### [WRITTEN INSTRUCTION]
Wherever the string "осуществляющих" occurs in a line of these records, report that line.
****
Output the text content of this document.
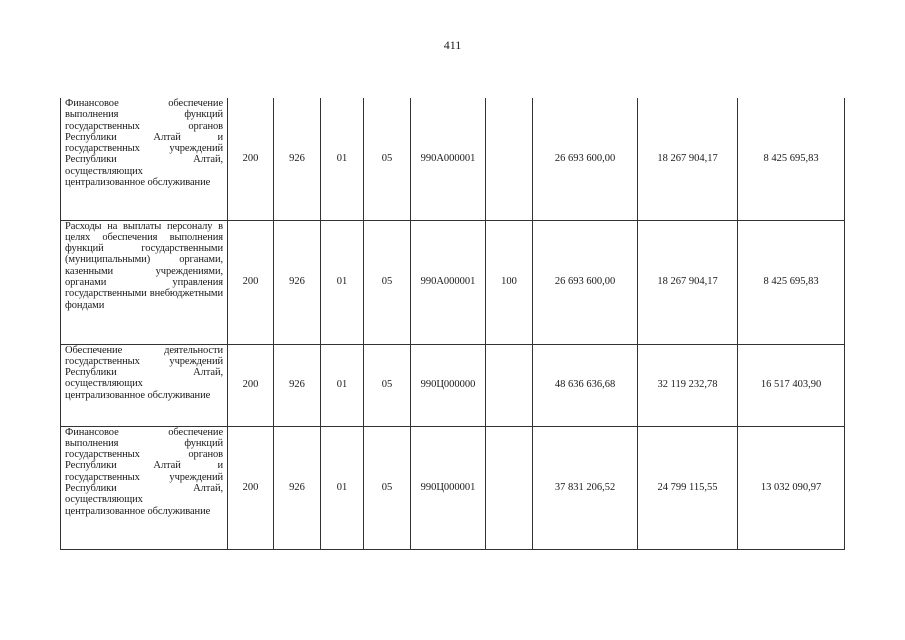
411
Финансовое обеспечение выполнения функций государственных органов Республики Алтай и государственных учреждений Республики Алтай, осуществляющих централизованное обслуживание	200	926	01	05	990А000001		26 693 600,00	18 267 904,17	8 425 695,83
Расходы на выплаты персоналу в целях обеспечения выполнения функций государственными (муниципальными) органами, казенными учреждениями, органами управления государственными внебюджетными фондами	200	926	01	05	990А000001	100	26 693 600,00	18 267 904,17	8 425 695,83
Обеспечение деятельности государственных учреждений Республики Алтай, осуществляющих централизованное обслуживание	200	926	01	05	990Ц000000		48 636 636,68	32 119 232,78	16 517 403,90
Финансовое обеспечение выполнения функций государственных органов Республики Алтай и государственных учреждений Республики Алтай, осуществляющих централизованное обслуживание	200	926	01	05	990Ц000001		37 831 206,52	24 799 115,55	13 032 090,97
****
### [ANSWER FOR THIS EXERCISE]
Финансовое обеспечение выполнения функций государственных органов Республики Алтай и государственных учреждений Республики Алтай, осуществляющих централизованное обслуживание	200	926	01	05	990А000001		26 693 600,00	18 267 904,17	8 425 695,83
Обеспечение деятельности государственных учреждений Республики Алтай, осуществляющих централизованное обслуживание	200	926	01	05	990Ц000000		48 636 636,68	32 119 232,78	16 517 403,90
Финансовое обеспечение выполнения функций государственных органов Республики Алтай и государственных учреждений Республики Алтай, осуществляющих централизованное обслуживание	200	926	01	05	990Ц000001		37 831 206,52	24 799 115,55	13 032 090,97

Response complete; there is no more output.